▶ WORK INSTRUCTIONS: Copy down all of the data underneath, exactly as shown.

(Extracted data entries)
• • • •

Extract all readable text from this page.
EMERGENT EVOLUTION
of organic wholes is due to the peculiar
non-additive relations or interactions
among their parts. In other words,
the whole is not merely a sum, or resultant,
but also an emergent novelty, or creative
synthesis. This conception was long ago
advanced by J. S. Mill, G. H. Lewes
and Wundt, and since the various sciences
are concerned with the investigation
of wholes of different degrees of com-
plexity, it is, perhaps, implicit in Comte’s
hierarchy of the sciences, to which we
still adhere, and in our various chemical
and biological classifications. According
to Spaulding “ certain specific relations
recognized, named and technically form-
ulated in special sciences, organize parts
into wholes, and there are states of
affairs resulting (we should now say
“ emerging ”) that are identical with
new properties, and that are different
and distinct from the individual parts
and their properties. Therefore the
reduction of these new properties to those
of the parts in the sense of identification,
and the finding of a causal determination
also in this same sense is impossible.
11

• • • •

▶ SOLUTION TO THE EXERCISE:
Extract all readable text from this page.
EMERGENT EVOLUTION
of organic wholes is due to the peculiar
non-additive relations or interactions
among their parts. In other words,
the whole is not merely a sum, or resultant,
but also an emergent novelty, or creative
synthesis. This conception was long ago
advanced by J. S. Mill, G. H. Lewes
and Wundt, and since the various sciences
are concerned with the investigation
of wholes of different degrees of com-
plexity, it is, perhaps, implicit in Comte’s
hierarchy of the sciences, to which we
still adhere, and in our various chemical
and biological classifications. According
to Spaulding “ certain specific relations
recognized, named and technically form-
ulated in special sciences, organize parts
into wholes, and there are states of
affairs resulting (we should now say
“ emerging ”) that are identical with
new properties, and that are different
and distinct from the individual parts
and their properties. Therefore the
reduction of these new properties to those
of the parts in the sense of identification,
and the finding of a causal determination
also in this same sense is impossible.
11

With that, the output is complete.